> TEXT SECTION:
------------------------------------------------------------------------

Debunking The Case Against WordPress as Enterprise-Grade CMS
It’s Not Built for Enterprise
WordPress, in addition to having great third-party support, has an official enterprise grade server to support performance, security, and scalability, WP VIP. Enterprises can work with them directly as a platform, and bring in experienced web design agencies to build the site on their server.
In the last few years, it’s been well-publicized by leading security firms that despite the robust security options available, sites built on WordPress represent 90% of hacked or infected websites. That’s an alarming figure, but it’s important to remember the context—WordPress powers 40% of all websites, the majority of which belong to very small businesses or personal blogs.
In those DIY sites, many are left poorly maintained and without professional development help, naturally falling prey to exploits of a sort that midsize and enterprise businesses wouldn’t just by following simple best practices and updating your version of WordPress, your theme, and plugins regularly. And that’s before factoring in the security present in enterprise-level hosting solutions that large companies store their WordPress sites on, such as WP Engine and Kinsta. WordPress is not an inherently insecure platform.
Small Company Focus
WordPress was launched in 2003, and revolutionized blogging for personal projects and small businesses—it’s built into the name as a publishing platform. And since it’s open-source, and if you don’t want a custom domain you can even host for free, it’s very friendly to the smaller publisher. Plus, it’s ready-to-go themes and one-click plugins make it a natural fit for people with no time or skills for coding.
However, 2003 is nearly two decades ago, and WordPress didn’t grow into the market leading website builder and CMS by staying small. It has added numerous features, including powerful APIs and headless architecture in recent years that make it a strong platform for enterprise needs. Plus, it keeps rolling out updates every few months, which is part of why so many noteworthy Fortune 500s have built sites on it.
Compatibility Issues Across Versions
WordPress is open-source, which means any small team or solo developer can throw their theme or plugin on the marketplace, and in a few years just stop updating it, leaving you vulnerable to exploits.
It can be a big issue for an amateur, but most enterprise users will have a dedicated manager of the website who keeps things up to date, and developers to make sure things are working properly all the time, at the very least. Limiting the number and quality of plugins around core functionality, plus keeping them up to date will solve these issues 9 times out of 10.

------------------------------------------------------------------------

> ENTRIES PROVIDED:
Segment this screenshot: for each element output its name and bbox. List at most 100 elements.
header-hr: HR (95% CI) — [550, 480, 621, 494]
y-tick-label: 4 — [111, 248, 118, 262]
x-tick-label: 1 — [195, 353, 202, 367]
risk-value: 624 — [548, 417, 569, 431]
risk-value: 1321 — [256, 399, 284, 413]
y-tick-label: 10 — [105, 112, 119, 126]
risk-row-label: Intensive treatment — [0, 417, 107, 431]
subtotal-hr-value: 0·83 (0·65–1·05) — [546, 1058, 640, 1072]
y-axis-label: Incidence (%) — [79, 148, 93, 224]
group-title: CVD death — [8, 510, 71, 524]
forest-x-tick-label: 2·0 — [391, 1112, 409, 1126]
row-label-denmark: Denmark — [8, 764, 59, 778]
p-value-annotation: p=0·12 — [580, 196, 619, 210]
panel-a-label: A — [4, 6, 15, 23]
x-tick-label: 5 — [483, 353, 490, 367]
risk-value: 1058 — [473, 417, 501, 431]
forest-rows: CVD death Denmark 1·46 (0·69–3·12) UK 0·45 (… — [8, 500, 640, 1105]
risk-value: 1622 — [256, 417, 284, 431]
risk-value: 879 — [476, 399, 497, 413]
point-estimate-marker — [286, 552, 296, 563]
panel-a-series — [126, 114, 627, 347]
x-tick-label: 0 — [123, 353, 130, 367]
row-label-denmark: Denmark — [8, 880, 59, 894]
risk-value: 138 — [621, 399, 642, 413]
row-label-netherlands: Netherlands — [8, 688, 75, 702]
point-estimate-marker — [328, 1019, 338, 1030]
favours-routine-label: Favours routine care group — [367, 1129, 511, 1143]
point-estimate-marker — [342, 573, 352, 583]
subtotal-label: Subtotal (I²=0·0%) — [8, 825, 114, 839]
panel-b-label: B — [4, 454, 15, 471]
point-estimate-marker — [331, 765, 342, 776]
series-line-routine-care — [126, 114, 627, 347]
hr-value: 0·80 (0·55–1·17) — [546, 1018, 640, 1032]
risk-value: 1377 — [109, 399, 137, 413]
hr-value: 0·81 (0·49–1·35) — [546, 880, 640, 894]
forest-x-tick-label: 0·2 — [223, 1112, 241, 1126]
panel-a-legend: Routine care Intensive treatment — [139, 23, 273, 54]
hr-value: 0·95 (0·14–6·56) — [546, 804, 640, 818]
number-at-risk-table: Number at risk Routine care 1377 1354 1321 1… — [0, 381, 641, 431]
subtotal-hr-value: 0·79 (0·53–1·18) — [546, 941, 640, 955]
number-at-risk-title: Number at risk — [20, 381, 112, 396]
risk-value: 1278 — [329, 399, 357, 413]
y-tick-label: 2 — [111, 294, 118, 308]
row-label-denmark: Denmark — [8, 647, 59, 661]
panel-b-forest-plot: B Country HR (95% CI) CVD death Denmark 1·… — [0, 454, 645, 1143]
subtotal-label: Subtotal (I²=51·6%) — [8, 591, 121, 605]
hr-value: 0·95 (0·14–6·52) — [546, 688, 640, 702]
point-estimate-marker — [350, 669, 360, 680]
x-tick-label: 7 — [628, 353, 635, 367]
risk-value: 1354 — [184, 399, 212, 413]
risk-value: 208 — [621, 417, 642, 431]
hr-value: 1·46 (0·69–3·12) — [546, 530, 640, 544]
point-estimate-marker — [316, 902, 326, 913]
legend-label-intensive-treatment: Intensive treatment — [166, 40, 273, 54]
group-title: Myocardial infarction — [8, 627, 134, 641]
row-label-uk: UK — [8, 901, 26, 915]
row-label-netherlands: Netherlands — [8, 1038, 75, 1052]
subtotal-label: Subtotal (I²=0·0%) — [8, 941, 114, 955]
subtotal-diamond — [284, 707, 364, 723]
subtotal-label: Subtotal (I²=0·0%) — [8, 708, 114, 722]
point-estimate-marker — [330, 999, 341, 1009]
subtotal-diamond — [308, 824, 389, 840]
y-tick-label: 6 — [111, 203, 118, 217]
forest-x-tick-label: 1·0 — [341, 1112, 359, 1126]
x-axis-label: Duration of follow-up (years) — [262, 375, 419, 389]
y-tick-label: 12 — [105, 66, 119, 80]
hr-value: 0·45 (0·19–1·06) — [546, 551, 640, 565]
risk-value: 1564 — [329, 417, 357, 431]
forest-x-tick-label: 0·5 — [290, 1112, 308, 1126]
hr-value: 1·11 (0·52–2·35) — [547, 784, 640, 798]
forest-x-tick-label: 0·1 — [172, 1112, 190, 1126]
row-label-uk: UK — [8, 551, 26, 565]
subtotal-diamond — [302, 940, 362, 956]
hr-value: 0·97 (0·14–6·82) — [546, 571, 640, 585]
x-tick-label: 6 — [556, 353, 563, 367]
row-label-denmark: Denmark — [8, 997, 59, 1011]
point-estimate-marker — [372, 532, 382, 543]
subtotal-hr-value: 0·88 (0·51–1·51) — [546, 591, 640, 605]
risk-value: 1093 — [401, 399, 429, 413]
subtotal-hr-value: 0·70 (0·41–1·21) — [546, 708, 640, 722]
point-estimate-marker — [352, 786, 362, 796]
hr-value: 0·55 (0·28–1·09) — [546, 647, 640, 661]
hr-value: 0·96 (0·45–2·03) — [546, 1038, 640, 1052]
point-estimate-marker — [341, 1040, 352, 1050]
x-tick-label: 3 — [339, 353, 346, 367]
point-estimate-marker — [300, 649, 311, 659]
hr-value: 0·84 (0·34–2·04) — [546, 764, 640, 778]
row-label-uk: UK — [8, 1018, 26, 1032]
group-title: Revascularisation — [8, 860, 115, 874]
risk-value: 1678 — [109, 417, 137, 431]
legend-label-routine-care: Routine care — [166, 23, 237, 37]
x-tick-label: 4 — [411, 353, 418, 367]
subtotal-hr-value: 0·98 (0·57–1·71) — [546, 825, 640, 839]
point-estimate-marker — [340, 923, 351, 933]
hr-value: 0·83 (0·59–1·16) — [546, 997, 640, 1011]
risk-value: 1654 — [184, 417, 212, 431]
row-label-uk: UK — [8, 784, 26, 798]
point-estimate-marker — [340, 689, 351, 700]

------------------------------------------------------------------------

> BRIEF 1:
In the text about WordPress as an enterprise CMS, what is the name of WordPress's official enterprise-grade server?
> BRIEF 2:
Repeat the passage from the WordPress text starting at "Compatibility Issues Across" and ending at "times out of 10.".
> BRIEF 3:
Go on with the text on WordPress as an enterprise CMS from the point where it stops.

> REPLY 1:
WP VIP.

> REPLY 2:
Compatibility Issues Across Versions
WordPress is open-source, which means any small team or solo developer can throw their theme or plugin on the marketplace, and in a few years just stop updating it, leaving you vulnerable to exploits.
It can be a big issue for an amateur, but most enterprise users will have a dedicated manager of the website who keeps things up to date, and developers to make sure things are working properly all the time, at the very least. Limiting the number and quality of plugins around core functionality, plus keeping them up to date will solve these issues 9 times out of 10.

> REPLY 3:
Slow Load Times
When built on the cheap, themes, plugins and integrations can lead to slow loads, bad user experience, and ultimately lower organic search rankings. If your enterprise brand site is supposed to draw and convert lots of traffic, this shortcoming can’t be overlooked.
Again, this only holds true for cheaply-made websites with no coding experience. Enterprise developers can test integrations and keep bloat down, while simply opting for enterprise grade-hosting will result in at least 40% faster load times in almost all scenarios. When you apply enterprise resources and best practices to a WordPress site, the problems the platform is rumored to have go away.
Lack of Complex Functionality
WordPress is known for simple CMS functionality like posting blogs, and building a variety of marketing or brochure-like pages that can convey information and that’s about it. There are plugins for some more powerful features like scheduling, calculators, and member-locked areas, but that’s about it compared to much more customizable CMS like Drupal.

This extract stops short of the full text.